"ISPC" appears in how many lines of the entries? State only the number.
** START OF Source data **
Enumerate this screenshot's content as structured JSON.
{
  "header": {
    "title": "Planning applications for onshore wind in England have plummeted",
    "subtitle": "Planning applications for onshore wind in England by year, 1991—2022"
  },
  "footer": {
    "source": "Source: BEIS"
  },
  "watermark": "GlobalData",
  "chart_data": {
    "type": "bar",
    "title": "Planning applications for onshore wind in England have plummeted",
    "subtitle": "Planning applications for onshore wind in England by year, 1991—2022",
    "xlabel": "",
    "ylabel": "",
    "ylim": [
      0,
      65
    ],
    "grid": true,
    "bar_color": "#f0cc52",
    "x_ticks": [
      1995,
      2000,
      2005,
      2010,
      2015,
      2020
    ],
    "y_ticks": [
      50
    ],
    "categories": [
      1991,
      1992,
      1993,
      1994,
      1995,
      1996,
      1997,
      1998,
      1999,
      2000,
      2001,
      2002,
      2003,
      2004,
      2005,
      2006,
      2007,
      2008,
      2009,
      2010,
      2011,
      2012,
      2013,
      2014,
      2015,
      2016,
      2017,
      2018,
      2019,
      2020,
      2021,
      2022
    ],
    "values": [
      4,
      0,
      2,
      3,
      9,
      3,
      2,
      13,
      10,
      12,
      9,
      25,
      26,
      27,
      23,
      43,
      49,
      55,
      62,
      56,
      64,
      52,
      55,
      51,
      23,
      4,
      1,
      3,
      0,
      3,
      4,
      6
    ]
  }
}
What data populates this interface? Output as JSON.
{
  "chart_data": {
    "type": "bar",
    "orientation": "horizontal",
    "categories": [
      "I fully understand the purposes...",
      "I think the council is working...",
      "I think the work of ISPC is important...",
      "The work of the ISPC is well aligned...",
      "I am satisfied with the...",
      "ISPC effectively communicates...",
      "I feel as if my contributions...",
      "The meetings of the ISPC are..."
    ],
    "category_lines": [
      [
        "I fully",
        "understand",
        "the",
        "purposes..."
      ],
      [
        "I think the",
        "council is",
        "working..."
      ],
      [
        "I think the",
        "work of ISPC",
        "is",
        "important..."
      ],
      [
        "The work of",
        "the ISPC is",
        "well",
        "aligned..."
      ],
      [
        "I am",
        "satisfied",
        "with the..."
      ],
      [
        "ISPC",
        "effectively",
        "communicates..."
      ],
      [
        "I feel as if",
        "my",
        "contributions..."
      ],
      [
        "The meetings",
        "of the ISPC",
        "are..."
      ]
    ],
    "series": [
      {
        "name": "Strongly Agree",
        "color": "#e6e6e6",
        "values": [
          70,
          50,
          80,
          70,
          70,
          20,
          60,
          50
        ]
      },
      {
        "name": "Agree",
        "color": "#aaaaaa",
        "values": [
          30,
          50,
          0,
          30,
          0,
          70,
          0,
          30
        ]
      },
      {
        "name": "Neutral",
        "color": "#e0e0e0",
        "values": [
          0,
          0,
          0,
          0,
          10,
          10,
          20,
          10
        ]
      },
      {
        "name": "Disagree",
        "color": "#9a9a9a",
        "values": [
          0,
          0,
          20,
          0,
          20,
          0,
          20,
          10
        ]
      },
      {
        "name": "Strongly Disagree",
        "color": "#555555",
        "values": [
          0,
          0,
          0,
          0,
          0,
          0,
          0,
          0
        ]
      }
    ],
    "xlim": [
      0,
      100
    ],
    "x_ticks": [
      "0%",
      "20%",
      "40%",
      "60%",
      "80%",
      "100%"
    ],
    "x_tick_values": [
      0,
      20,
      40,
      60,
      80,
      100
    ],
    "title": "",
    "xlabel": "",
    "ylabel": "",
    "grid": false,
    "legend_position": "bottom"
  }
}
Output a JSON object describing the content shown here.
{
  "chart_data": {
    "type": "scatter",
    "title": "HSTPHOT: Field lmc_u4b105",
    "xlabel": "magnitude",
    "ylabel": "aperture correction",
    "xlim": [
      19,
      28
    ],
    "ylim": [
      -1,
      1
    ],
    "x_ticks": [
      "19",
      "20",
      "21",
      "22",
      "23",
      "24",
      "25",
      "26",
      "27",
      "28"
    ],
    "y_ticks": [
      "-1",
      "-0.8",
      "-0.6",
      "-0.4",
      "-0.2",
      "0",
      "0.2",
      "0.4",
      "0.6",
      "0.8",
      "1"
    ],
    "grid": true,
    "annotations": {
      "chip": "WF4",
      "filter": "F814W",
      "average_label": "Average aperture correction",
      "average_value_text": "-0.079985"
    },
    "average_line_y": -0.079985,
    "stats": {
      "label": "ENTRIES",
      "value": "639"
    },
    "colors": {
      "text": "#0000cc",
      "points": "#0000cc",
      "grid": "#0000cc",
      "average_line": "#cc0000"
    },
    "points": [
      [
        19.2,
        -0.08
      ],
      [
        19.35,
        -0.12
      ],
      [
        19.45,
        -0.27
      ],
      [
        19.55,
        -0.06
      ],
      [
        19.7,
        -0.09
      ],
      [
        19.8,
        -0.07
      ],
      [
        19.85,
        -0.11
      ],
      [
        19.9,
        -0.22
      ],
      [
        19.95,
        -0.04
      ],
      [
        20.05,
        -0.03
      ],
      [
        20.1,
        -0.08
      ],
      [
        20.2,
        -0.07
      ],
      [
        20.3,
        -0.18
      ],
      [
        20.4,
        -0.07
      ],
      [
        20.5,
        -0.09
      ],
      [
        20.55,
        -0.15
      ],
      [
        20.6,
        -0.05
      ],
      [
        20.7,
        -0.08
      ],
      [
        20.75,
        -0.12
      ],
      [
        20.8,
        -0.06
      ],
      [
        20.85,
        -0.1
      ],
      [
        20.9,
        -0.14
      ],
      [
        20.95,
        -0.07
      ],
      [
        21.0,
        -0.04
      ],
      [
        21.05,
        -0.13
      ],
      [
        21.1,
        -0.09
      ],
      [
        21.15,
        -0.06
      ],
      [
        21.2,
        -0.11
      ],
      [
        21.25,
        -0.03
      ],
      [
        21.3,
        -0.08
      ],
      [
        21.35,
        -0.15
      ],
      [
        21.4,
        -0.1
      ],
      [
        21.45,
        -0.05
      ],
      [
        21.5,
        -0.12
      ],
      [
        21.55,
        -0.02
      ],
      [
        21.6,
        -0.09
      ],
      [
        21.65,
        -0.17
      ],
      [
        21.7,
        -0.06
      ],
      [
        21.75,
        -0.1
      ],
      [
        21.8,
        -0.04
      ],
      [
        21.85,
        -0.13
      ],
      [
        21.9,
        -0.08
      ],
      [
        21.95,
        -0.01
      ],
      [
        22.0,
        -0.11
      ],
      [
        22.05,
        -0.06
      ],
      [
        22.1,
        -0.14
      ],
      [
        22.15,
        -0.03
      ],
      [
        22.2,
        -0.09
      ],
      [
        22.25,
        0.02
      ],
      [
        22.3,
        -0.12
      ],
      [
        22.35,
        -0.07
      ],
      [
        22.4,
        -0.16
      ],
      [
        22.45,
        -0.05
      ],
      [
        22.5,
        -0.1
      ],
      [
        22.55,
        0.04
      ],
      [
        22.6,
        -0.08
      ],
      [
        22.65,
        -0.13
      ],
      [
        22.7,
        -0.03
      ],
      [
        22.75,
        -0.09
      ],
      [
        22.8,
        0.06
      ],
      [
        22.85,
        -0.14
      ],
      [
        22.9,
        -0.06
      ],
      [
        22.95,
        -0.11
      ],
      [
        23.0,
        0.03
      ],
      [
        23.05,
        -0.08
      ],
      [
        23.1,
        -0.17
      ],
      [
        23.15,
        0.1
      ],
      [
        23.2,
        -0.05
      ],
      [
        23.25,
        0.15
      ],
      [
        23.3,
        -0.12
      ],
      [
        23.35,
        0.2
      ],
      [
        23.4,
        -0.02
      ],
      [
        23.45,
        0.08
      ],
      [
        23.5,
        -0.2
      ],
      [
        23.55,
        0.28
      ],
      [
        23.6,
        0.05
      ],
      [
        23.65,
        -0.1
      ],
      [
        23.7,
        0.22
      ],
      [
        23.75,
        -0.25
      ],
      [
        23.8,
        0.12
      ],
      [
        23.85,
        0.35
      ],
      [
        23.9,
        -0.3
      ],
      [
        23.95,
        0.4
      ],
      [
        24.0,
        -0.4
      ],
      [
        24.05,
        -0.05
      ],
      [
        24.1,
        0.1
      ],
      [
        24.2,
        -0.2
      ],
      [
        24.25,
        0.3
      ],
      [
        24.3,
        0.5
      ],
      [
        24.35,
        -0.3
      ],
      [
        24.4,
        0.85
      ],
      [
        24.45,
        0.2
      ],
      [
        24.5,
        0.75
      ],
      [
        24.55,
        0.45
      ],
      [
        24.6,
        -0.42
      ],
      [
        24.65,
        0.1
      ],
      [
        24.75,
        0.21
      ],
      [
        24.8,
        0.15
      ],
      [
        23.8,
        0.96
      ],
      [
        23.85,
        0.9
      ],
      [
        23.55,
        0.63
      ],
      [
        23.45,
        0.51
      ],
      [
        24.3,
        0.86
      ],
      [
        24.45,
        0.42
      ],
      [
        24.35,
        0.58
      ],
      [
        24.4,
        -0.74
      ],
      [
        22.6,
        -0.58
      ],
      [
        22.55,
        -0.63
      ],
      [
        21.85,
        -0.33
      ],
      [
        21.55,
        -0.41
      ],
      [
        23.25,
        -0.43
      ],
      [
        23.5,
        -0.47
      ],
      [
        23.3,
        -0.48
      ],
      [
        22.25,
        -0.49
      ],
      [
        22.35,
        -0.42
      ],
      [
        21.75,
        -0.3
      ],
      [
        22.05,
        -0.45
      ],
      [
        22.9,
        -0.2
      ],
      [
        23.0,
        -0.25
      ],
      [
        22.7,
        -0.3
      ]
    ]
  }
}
** END OF Source data **
Response to this exercise:
8